Source text:

For immediate release

 

Contact:

Richard J. Poulton

 

Vice President, Chief Financial Officer

 

(630) 227-2075

 

E-mail address: rpoulton@aarcorp.com

 

AAR REPORTS RECORD FOURTH QUARTER AND FISCAL YEAR 2011 RESULTS

 

·            Fourth quarter sales of $480 million, up 32% year-over-year

·            Fiscal year 2011 sales of $1.776 billion, up 35% year-over-year

·            Fourth quarter diluted earnings per share from continuing operations of $0.55 ($0.05 per diluted share of tax benefit), up 77% year-over-year

·            Fiscal year 2011 diluted earnings per share from continuing operations of $1.81, up 50% year-over-year

·            Fourth quarter cash flow from operations of $49 million; fiscal year 2011 cash flow from operations of $109 million

 

WOOD DALE, ILLINOIS (July 6, 2011) — AAR (NYSE: AIR) today reported record sales of $479.8 million in its fourth quarter of fiscal year 2011 and record income from continuing operations of $22.7 million, or $0.55 diluted earnings per share. For the fourth quarter of its last fiscal year, the Company reported sales of $364.8 million and income from continuing operations of $11.9 million, or $0.31 diluted earnings per share.

 

For the Company’s fiscal year 2011, sales were a record $1.776 billion, a 35% increase versus the prior year, and income from continuing operations was a record $73.1 million, or $1.81 per diluted share compared with $1.21 per diluted share for fiscal year 2010.

 

Sales to commercial customers increased 25% compared to the fourth quarter of last year and 24% for all of fiscal year 2011. The sales growth was driven by improved industry conditions and market share gains. The Company saw an increase in demand for spare parts and equipment, and annual hours sold at its airframe maintenance facilities exceeded three million hours for the first time as the Company added new customers and won additional work from existing customers. Additionally, the Company experienced double-digit sales growth to international customers.

 

One AAR Place · 1100 N. Wood Dale Road · Wood Dale, Illinois 60191 USA · 1-630-227-2000 Fax 1-630-227-2101

 



 

Sales to defense customers increased 38% in the fourth quarter and were up 46% for the fiscal year.  The sales growth was attributable to strength at the Company’s Defense Logistics business and performance at AAR Airlift, which was acquired approximately mid-way through the fourth quarter of last year. The Company’s industry leading Mobility Products business also had a strong year, while at lower levels than the prior year.

(Element position data)
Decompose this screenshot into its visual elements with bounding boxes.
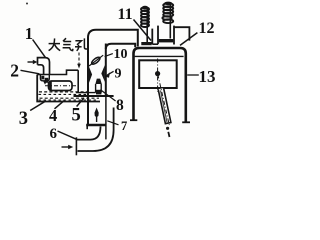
svg-text:3: 3 xyxy=(19,109,28,129)
svg-text:1: 1 xyxy=(25,24,33,43)
svg-text:13: 13 xyxy=(199,67,216,86)
svg-text:7: 7 xyxy=(121,119,127,133)
svg-text:4: 4 xyxy=(49,106,57,125)
svg-text:10: 10 xyxy=(114,47,128,62)
svg-text:8: 8 xyxy=(116,97,124,114)
svg-text:5: 5 xyxy=(72,106,81,126)
svg-text:11: 11 xyxy=(118,6,133,23)
svg-text:12: 12 xyxy=(199,20,215,37)
svg-text:6: 6 xyxy=(50,126,58,142)
svg-text:9: 9 xyxy=(115,67,122,82)
svg-text:2: 2 xyxy=(10,61,19,81)
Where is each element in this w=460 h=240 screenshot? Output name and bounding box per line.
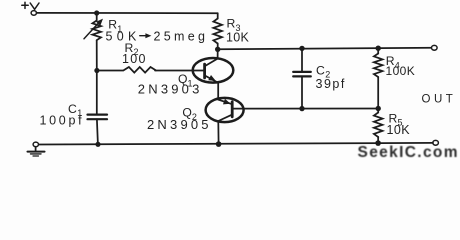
label R2 <box>125 41 139 57</box>
label +V <box>22 2 39 9</box>
resistor R3 <box>213 13 222 49</box>
ground <box>28 142 45 156</box>
label R4 <box>386 54 400 70</box>
resistor R4 <box>374 48 383 108</box>
svg-text:OUT: OUT <box>422 94 457 106</box>
junction R4 top <box>376 46 381 51</box>
value 10K (R5) <box>387 123 411 137</box>
junction C1 bottom <box>95 142 100 147</box>
value 50K to 25meg <box>106 30 209 44</box>
junction R3 bottom <box>215 47 220 52</box>
transistor Q2 <box>206 98 244 144</box>
label Q2 <box>182 106 197 122</box>
terminal output top <box>432 45 438 50</box>
capacitor C1 <box>88 71 108 145</box>
junction R4 R5 <box>376 106 381 111</box>
svg-text:25meg: 25meg <box>154 30 209 44</box>
watermark SeekIC.com <box>358 144 459 161</box>
svg-text:SeekIC.com: SeekIC.com <box>358 144 459 161</box>
node OUT <box>422 94 457 106</box>
value 2N3905 <box>147 117 212 132</box>
svg-text:C: C <box>316 63 325 77</box>
svg-text:39pf: 39pf <box>316 77 346 91</box>
value 10K <box>226 30 250 44</box>
label C1 <box>68 102 82 118</box>
resistor R1 <box>84 13 103 71</box>
value 100pf <box>40 114 85 128</box>
resistor R5 <box>374 109 383 144</box>
resistor R2 <box>97 67 156 73</box>
terminal output bottom <box>433 140 439 145</box>
terminal +V <box>31 11 36 16</box>
label R5 <box>389 111 403 127</box>
svg-text:10K: 10K <box>387 123 411 137</box>
label R1 <box>108 18 122 34</box>
svg-text:2N3903: 2N3903 <box>138 82 203 97</box>
value 2N3903 <box>138 82 203 97</box>
svg-text:100K: 100K <box>386 64 416 78</box>
svg-text:100pf: 100pf <box>40 114 85 128</box>
wire R2 to Q1 base <box>155 70 205 72</box>
svg-text:R: R <box>227 17 236 31</box>
value 39pf <box>316 77 346 91</box>
wire bottom rail <box>38 143 433 145</box>
junction C2 bottom <box>299 106 304 111</box>
value 100 <box>122 52 147 66</box>
wire mid-top rail to output terminal <box>218 48 434 50</box>
junction C2 top <box>299 46 304 51</box>
svg-text:100: 100 <box>122 52 147 66</box>
capacitor C2 <box>293 48 311 108</box>
svg-text:10K: 10K <box>226 30 250 44</box>
label C2 <box>316 63 330 79</box>
label R3 <box>227 17 241 33</box>
svg-text:50K: 50K <box>106 30 141 44</box>
junction R1 top <box>94 10 99 15</box>
svg-text:2N3905: 2N3905 <box>147 117 212 132</box>
wire top rail +V to R3 <box>37 12 218 14</box>
value 100K <box>386 64 416 78</box>
wire mid rail Q2 base to R4 R5 junction <box>244 108 379 110</box>
junction Q2 collector bottom <box>216 141 222 147</box>
junction R5 bottom <box>375 140 381 146</box>
transistor Q1 <box>193 49 234 99</box>
junction R2 left <box>94 68 99 73</box>
label Q1 <box>178 72 193 89</box>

Written task 1: According to the press release, what were AAR's total sales for fiscal year 2011?
Written task 2: Copy from the records every line from the one containing "svg-text:3: 3 xyxy=(19,109,28,129)" to the one containing "Where is each", including both of those lines.

Worked answer 1: $1.776 billion, a 35% increase over the prior year.

Worked answer 2:
svg-text:3: 3 xyxy=(19,109,28,129)
svg-text:1: 1 xyxy=(25,24,33,43)
svg-text:13: 13 xyxy=(199,67,216,86)
svg-text:7: 7 xyxy=(121,119,127,133)
svg-text:4: 4 xyxy=(49,106,57,125)
svg-text:10: 10 xyxy=(114,47,128,62)
svg-text:8: 8 xyxy=(116,97,124,114)
svg-text:5: 5 xyxy=(72,106,81,126)
svg-text:11: 11 xyxy=(118,6,133,23)
svg-text:12: 12 xyxy=(199,20,215,37)
svg-text:6: 6 xyxy=(50,126,58,142)
svg-text:9: 9 xyxy=(115,67,122,82)
svg-text:2: 2 xyxy=(10,61,19,81)
Where is each element in this w=460 h=240 screenshot? Output name and bounding box per line.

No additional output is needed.